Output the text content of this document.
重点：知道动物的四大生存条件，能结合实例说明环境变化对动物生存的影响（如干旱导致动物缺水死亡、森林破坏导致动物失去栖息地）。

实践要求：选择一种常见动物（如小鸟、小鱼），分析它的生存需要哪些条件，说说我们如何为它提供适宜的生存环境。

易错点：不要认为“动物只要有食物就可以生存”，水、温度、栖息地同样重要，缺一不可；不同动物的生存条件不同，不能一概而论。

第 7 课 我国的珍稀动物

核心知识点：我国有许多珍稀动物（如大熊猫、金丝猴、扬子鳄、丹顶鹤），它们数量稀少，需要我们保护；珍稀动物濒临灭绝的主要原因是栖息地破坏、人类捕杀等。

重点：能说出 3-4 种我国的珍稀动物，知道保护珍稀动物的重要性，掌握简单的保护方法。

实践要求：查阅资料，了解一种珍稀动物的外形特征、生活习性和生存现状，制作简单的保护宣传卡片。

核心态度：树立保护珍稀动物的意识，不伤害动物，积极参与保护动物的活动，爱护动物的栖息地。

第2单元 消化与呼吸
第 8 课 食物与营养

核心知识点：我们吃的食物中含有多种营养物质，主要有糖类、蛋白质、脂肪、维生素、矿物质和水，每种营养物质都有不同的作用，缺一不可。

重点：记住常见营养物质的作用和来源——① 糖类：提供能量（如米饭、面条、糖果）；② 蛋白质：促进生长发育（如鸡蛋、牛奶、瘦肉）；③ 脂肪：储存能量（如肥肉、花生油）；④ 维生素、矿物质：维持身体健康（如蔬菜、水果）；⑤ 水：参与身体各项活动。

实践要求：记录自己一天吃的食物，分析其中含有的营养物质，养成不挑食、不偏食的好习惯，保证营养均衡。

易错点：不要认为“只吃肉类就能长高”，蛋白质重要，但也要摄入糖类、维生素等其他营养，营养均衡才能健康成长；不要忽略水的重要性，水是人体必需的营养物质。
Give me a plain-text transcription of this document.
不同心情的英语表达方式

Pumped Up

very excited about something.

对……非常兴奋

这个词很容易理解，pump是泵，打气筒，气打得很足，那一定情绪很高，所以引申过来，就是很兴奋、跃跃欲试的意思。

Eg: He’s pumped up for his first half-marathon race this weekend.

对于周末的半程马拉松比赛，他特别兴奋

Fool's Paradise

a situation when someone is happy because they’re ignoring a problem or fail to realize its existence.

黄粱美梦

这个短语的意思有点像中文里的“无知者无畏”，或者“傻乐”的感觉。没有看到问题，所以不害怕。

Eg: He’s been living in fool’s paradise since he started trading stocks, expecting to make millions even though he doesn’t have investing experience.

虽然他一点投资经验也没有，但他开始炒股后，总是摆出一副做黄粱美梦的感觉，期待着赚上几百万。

-*-*-

DIRECTION = The lines above should be duplicated exactly.

OUTPUT OF THE TASK =
Output the text content of this document.
重点：知道动物的四大生存条件，能结合实例说明环境变化对动物生存的影响（如干旱导致动物缺水死亡、森林破坏导致动物失去栖息地）。

实践要求：选择一种常见动物（如小鸟、小鱼），分析它的生存需要哪些条件，说说我们如何为它提供适宜的生存环境。

易错点：不要认为“动物只要有食物就可以生存”，水、温度、栖息地同样重要，缺一不可；不同动物的生存条件不同，不能一概而论。

第 7 课 我国的珍稀动物

核心知识点：我国有许多珍稀动物（如大熊猫、金丝猴、扬子鳄、丹顶鹤），它们数量稀少，需要我们保护；珍稀动物濒临灭绝的主要原因是栖息地破坏、人类捕杀等。

重点：能说出 3-4 种我国的珍稀动物，知道保护珍稀动物的重要性，掌握简单的保护方法。

实践要求：查阅资料，了解一种珍稀动物的外形特征、生活习性和生存现状，制作简单的保护宣传卡片。

核心态度：树立保护珍稀动物的意识，不伤害动物，积极参与保护动物的活动，爱护动物的栖息地。

第2单元 消化与呼吸
第 8 课 食物与营养

核心知识点：我们吃的食物中含有多种营养物质，主要有糖类、蛋白质、脂肪、维生素、矿物质和水，每种营养物质都有不同的作用，缺一不可。

重点：记住常见营养物质的作用和来源——① 糖类：提供能量（如米饭、面条、糖果）；② 蛋白质：促进生长发育（如鸡蛋、牛奶、瘦肉）；③ 脂肪：储存能量（如肥肉、花生油）；④ 维生素、矿物质：维持身体健康（如蔬菜、水果）；⑤ 水：参与身体各项活动。

实践要求：记录自己一天吃的食物，分析其中含有的营养物质，养成不挑食、不偏食的好习惯，保证营养均衡。

易错点：不要认为“只吃肉类就能长高”，蛋白质重要，但也要摄入糖类、维生素等其他营养，营养均衡才能健康成长；不要忽略水的重要性，水是人体必需的营养物质。
Give me a plain-text transcription of this document.
不同心情的英语表达方式

Pumped Up

very excited about something.

对……非常兴奋

这个词很容易理解，pump是泵，打气筒，气打得很足，那一定情绪很高，所以引申过来，就是很兴奋、跃跃欲试的意思。

Eg: He’s pumped up for his first half-marathon race this weekend.

对于周末的半程马拉松比赛，他特别兴奋

Fool's Paradise

a situation when someone is happy because they’re ignoring a problem or fail to realize its existence.

黄粱美梦

这个短语的意思有点像中文里的“无知者无畏”，或者“傻乐”的感觉。没有看到问题，所以不害怕。

Eg: He’s been living in fool’s paradise since he started trading stocks, expecting to make millions even though he doesn’t have investing experience.

虽然他一点投资经验也没有，但他开始炒股后，总是摆出一副做黄粱美梦的感觉，期待着赚上几百万。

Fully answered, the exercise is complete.